Dataset rows about figures
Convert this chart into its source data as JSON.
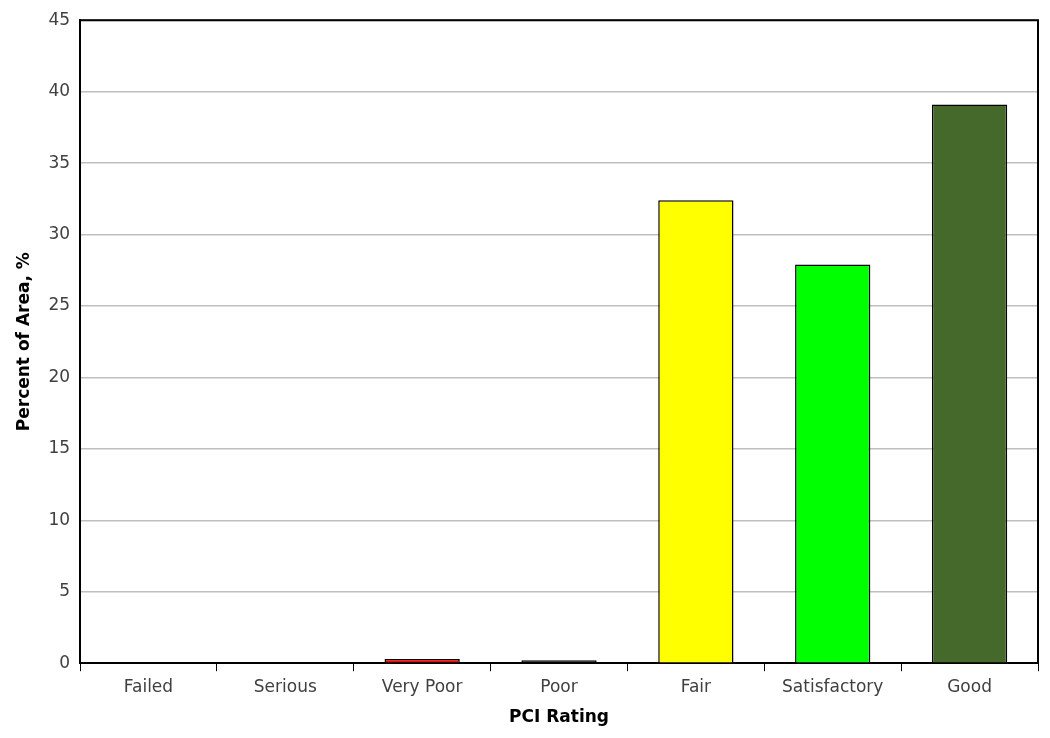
{
  "chart_data": {
    "type": "bar",
    "xlabel": "PCI Rating",
    "ylabel": "Percent of Area, %",
    "categories": [
      "Failed",
      "Serious",
      "Very Poor",
      "Poor",
      "Fair",
      "Satisfactory",
      "Good"
    ],
    "values": [
      0,
      0,
      0.3,
      0.2,
      32.4,
      27.9,
      39.1
    ],
    "colors": [
      "#7f7f7f",
      "#7f7f7f",
      "#ff0000",
      "#000000",
      "#ffff00",
      "#00ff00",
      "#44692a"
    ],
    "ylim": [
      0,
      45
    ],
    "yticks": [
      0,
      5,
      10,
      15,
      20,
      25,
      30,
      35,
      40,
      45
    ],
    "grid": "y",
    "legend": false
  }
}
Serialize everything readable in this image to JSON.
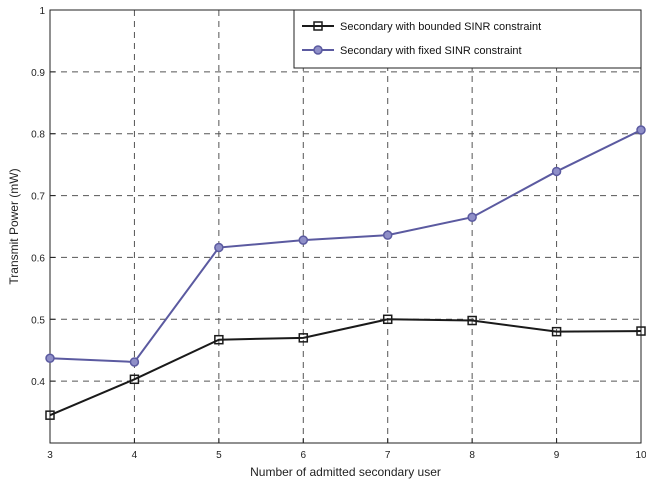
{
  "chart_data": {
    "type": "line",
    "title": "",
    "xlabel": "Number of admitted secondary user",
    "ylabel": "Transmit Power (mW)",
    "x": [
      3,
      4,
      5,
      6,
      7,
      8,
      9,
      10
    ],
    "xlim": [
      3,
      10
    ],
    "ylim": [
      0.3,
      1.0
    ],
    "xticks": [
      "3",
      "4",
      "5",
      "6",
      "7",
      "8",
      "9",
      "10"
    ],
    "yticks": [
      "0.4",
      "0.5",
      "0.6",
      "0.7",
      "0.8",
      "0.9",
      "1"
    ],
    "ytick_values": [
      0.4,
      0.5,
      0.6,
      0.7,
      0.8,
      0.9,
      1.0
    ],
    "grid": true,
    "legend_position": "top-right",
    "series": [
      {
        "name": "Secondary with bounded SINR constraint",
        "values": [
          0.345,
          0.403,
          0.467,
          0.47,
          0.5,
          0.498,
          0.48,
          0.481
        ],
        "color": "#1a1a1a",
        "marker": "square"
      },
      {
        "name": "Secondary with fixed SINR constraint",
        "values": [
          0.437,
          0.431,
          0.616,
          0.628,
          0.636,
          0.665,
          0.739,
          0.806
        ],
        "color": "#5b5aa0",
        "marker": "circle"
      }
    ]
  }
}
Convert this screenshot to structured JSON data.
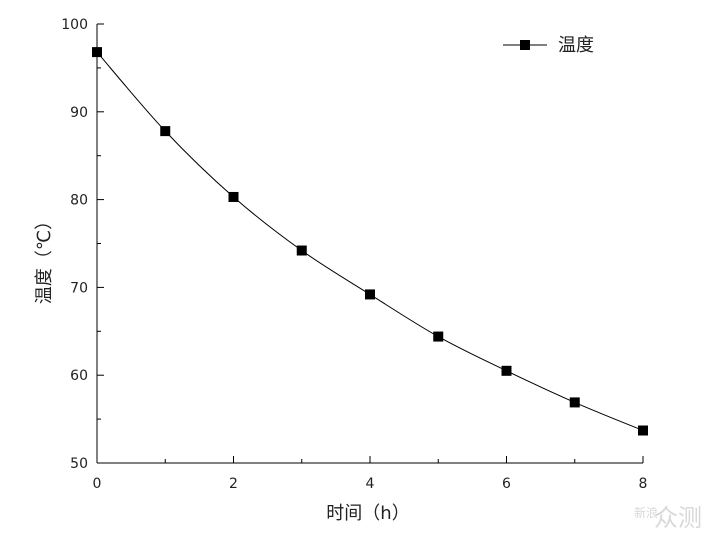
{
  "chart_data": {
    "type": "line",
    "xlabel": "时间（h）",
    "ylabel": "温度（℃）",
    "xlim": [
      0,
      8
    ],
    "ylim": [
      50,
      100
    ],
    "xticks": [
      "0",
      "2",
      "4",
      "6",
      "8"
    ],
    "yticks": [
      "50",
      "60",
      "70",
      "80",
      "90",
      "100"
    ],
    "grid": false,
    "legend_position": "top-right",
    "series": [
      {
        "name": "温度",
        "marker": "square",
        "color": "#000000",
        "x": [
          0,
          1,
          2,
          3,
          4,
          5,
          6,
          7,
          8
        ],
        "y": [
          96.8,
          87.8,
          80.3,
          74.2,
          69.2,
          64.4,
          60.5,
          56.9,
          53.7
        ]
      }
    ]
  },
  "watermark": {
    "small": "新浪",
    "large": "众测"
  }
}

◆ Job
Which lines of the material contain the string "marker"? List each of them.

◆ Result of the task
        "marker": "square"
        "marker": "circle"
        "marker": "square",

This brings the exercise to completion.